_WRITTEN INSTRUCTION_:
Give the listing again in full, exactly as written.

[Collected data]

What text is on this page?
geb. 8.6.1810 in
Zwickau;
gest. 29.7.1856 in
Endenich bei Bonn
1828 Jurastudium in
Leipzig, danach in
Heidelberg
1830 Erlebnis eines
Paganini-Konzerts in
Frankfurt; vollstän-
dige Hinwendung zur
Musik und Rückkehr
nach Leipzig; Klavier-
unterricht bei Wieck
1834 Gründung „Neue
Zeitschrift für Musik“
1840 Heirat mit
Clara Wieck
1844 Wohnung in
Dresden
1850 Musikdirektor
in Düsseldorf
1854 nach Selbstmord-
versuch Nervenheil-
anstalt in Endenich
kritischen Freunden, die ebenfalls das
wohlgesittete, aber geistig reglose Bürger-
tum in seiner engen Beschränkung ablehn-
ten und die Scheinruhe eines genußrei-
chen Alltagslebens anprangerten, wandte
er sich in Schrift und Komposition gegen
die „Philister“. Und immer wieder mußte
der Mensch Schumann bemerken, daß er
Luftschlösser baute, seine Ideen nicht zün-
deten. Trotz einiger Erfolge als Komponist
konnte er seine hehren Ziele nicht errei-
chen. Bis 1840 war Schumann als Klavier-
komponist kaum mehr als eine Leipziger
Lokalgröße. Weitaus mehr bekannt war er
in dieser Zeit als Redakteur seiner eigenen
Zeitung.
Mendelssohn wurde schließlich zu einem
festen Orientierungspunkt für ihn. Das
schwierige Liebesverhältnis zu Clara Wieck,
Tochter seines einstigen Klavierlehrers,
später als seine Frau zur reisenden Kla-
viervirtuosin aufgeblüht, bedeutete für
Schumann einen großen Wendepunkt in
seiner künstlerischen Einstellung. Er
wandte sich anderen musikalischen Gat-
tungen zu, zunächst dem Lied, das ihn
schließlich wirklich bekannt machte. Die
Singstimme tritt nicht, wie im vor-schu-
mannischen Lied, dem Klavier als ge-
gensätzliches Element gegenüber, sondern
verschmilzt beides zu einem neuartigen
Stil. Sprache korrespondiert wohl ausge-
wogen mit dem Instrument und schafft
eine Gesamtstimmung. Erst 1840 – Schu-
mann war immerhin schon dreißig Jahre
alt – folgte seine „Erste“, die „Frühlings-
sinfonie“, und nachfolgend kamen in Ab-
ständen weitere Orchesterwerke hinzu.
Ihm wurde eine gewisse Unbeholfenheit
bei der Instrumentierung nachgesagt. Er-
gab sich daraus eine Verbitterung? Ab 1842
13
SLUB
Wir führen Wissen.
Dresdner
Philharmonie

_COMPLETED TASK_:
What text is on this page?
geb. 8.6.1810 in
Zwickau;
gest. 29.7.1856 in
Endenich bei Bonn
1828 Jurastudium in
Leipzig, danach in
Heidelberg
1830 Erlebnis eines
Paganini-Konzerts in
Frankfurt; vollstän-
dige Hinwendung zur
Musik und Rückkehr
nach Leipzig; Klavier-
unterricht bei Wieck
1834 Gründung „Neue
Zeitschrift für Musik“
1840 Heirat mit
Clara Wieck
1844 Wohnung in
Dresden
1850 Musikdirektor
in Düsseldorf
1854 nach Selbstmord-
versuch Nervenheil-
anstalt in Endenich
kritischen Freunden, die ebenfalls das
wohlgesittete, aber geistig reglose Bürger-
tum in seiner engen Beschränkung ablehn-
ten und die Scheinruhe eines genußrei-
chen Alltagslebens anprangerten, wandte
er sich in Schrift und Komposition gegen
die „Philister“. Und immer wieder mußte
der Mensch Schumann bemerken, daß er
Luftschlösser baute, seine Ideen nicht zün-
deten. Trotz einiger Erfolge als Komponist
konnte er seine hehren Ziele nicht errei-
chen. Bis 1840 war Schumann als Klavier-
komponist kaum mehr als eine Leipziger
Lokalgröße. Weitaus mehr bekannt war er
in dieser Zeit als Redakteur seiner eigenen
Zeitung.
Mendelssohn wurde schließlich zu einem
festen Orientierungspunkt für ihn. Das
schwierige Liebesverhältnis zu Clara Wieck,
Tochter seines einstigen Klavierlehrers,
später als seine Frau zur reisenden Kla-
viervirtuosin aufgeblüht, bedeutete für
Schumann einen großen Wendepunkt in
seiner künstlerischen Einstellung. Er
wandte sich anderen musikalischen Gat-
tungen zu, zunächst dem Lied, das ihn
schließlich wirklich bekannt machte. Die
Singstimme tritt nicht, wie im vor-schu-
mannischen Lied, dem Klavier als ge-
gensätzliches Element gegenüber, sondern
verschmilzt beides zu einem neuartigen
Stil. Sprache korrespondiert wohl ausge-
wogen mit dem Instrument und schafft
eine Gesamtstimmung. Erst 1840 – Schu-
mann war immerhin schon dreißig Jahre
alt – folgte seine „Erste“, die „Frühlings-
sinfonie“, und nachfolgend kamen in Ab-
ständen weitere Orchesterwerke hinzu.
Ihm wurde eine gewisse Unbeholfenheit
bei der Instrumentierung nachgesagt. Er-
gab sich daraus eine Verbitterung? Ab 1842
13
SLUB
Wir führen Wissen.
Dresdner
Philharmonie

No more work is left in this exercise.